- DIRECTIONS FOR THIS TASK:
Reproduce exactly the lines below, starting with the line that contains "Enumerate this screenshot's" and ending with the last line of the records, both included, and nothing else.

-- begin DATA TO PROCESS --

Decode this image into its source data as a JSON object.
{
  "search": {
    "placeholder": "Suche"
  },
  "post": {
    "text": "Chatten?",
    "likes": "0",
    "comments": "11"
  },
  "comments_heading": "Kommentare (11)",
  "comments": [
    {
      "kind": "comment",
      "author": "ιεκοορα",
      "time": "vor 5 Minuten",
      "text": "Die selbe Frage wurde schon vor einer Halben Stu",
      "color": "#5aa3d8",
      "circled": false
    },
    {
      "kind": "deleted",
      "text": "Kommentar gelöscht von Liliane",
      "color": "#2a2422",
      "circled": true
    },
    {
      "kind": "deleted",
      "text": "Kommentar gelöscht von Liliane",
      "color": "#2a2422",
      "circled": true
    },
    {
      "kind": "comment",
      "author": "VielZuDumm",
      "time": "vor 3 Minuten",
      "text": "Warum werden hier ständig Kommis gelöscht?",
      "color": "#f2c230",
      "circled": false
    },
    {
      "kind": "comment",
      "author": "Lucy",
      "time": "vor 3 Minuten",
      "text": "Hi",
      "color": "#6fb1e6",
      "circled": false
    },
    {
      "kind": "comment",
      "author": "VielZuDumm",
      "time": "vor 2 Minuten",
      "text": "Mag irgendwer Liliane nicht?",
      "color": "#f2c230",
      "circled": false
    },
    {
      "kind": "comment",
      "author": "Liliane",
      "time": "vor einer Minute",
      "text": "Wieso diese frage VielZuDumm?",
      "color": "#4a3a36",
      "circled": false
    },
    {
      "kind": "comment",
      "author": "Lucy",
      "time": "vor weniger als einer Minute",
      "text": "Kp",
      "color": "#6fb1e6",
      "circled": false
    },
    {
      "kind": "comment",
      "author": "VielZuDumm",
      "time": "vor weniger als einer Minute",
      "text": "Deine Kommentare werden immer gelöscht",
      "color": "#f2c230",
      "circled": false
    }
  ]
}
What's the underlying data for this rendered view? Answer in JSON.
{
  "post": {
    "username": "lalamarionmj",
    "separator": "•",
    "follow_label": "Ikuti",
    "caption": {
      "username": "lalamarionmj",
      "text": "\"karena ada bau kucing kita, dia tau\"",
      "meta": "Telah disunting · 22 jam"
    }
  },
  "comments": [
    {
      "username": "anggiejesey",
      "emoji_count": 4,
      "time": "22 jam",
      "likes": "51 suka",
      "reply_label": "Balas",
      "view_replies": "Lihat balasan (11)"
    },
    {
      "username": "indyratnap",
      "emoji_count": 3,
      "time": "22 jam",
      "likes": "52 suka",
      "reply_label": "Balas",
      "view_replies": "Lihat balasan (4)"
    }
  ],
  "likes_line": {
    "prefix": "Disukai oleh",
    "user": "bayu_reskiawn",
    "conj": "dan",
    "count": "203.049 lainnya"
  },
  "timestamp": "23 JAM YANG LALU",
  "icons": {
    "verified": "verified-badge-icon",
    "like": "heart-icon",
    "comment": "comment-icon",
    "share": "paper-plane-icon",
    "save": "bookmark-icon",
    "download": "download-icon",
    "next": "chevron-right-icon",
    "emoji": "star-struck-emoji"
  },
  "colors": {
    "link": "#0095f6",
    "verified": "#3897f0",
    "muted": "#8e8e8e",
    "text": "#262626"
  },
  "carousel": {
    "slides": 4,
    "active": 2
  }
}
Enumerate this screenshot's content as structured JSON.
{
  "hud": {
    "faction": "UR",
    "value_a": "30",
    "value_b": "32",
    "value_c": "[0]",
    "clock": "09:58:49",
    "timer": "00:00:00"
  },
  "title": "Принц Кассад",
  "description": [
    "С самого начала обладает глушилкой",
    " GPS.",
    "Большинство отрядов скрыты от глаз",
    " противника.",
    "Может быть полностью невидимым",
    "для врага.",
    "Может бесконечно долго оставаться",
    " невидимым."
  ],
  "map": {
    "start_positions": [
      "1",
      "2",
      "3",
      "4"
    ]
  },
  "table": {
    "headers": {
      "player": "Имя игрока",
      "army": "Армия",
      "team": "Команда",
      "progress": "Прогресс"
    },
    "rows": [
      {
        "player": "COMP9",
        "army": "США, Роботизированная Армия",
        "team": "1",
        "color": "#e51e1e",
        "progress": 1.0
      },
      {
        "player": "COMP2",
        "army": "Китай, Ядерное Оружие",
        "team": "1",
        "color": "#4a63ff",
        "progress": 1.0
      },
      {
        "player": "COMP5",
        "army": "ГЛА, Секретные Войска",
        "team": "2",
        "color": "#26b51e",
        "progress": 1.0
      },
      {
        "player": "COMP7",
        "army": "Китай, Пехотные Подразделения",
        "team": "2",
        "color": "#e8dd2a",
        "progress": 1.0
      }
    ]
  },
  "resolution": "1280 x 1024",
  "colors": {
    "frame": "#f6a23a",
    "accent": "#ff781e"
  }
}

-- end DATA TO PROCESS --

- RESULT OF THE TASK:
Enumerate this screenshot's content as structured JSON.
{
  "hud": {
    "faction": "UR",
    "value_a": "30",
    "value_b": "32",
    "value_c": "[0]",
    "clock": "09:58:49",
    "timer": "00:00:00"
  },
  "title": "Принц Кассад",
  "description": [
    "С самого начала обладает глушилкой",
    " GPS.",
    "Большинство отрядов скрыты от глаз",
    " противника.",
    "Может быть полностью невидимым",
    "для врага.",
    "Может бесконечно долго оставаться",
    " невидимым."
  ],
  "map": {
    "start_positions": [
      "1",
      "2",
      "3",
      "4"
    ]
  },
  "table": {
    "headers": {
      "player": "Имя игрока",
      "army": "Армия",
      "team": "Команда",
      "progress": "Прогресс"
    },
    "rows": [
      {
        "player": "COMP9",
        "army": "США, Роботизированная Армия",
        "team": "1",
        "color": "#e51e1e",
        "progress": 1.0
      },
      {
        "player": "COMP2",
        "army": "Китай, Ядерное Оружие",
        "team": "1",
        "color": "#4a63ff",
        "progress": 1.0
      },
      {
        "player": "COMP5",
        "army": "ГЛА, Секретные Войска",
        "team": "2",
        "color": "#26b51e",
        "progress": 1.0
      },
      {
        "player": "COMP7",
        "army": "Китай, Пехотные Подразделения",
        "team": "2",
        "color": "#e8dd2a",
        "progress": 1.0
      }
    ]
  },
  "resolution": "1280 x 1024",
  "colors": {
    "frame": "#f6a23a",
    "accent": "#ff781e"
  }
}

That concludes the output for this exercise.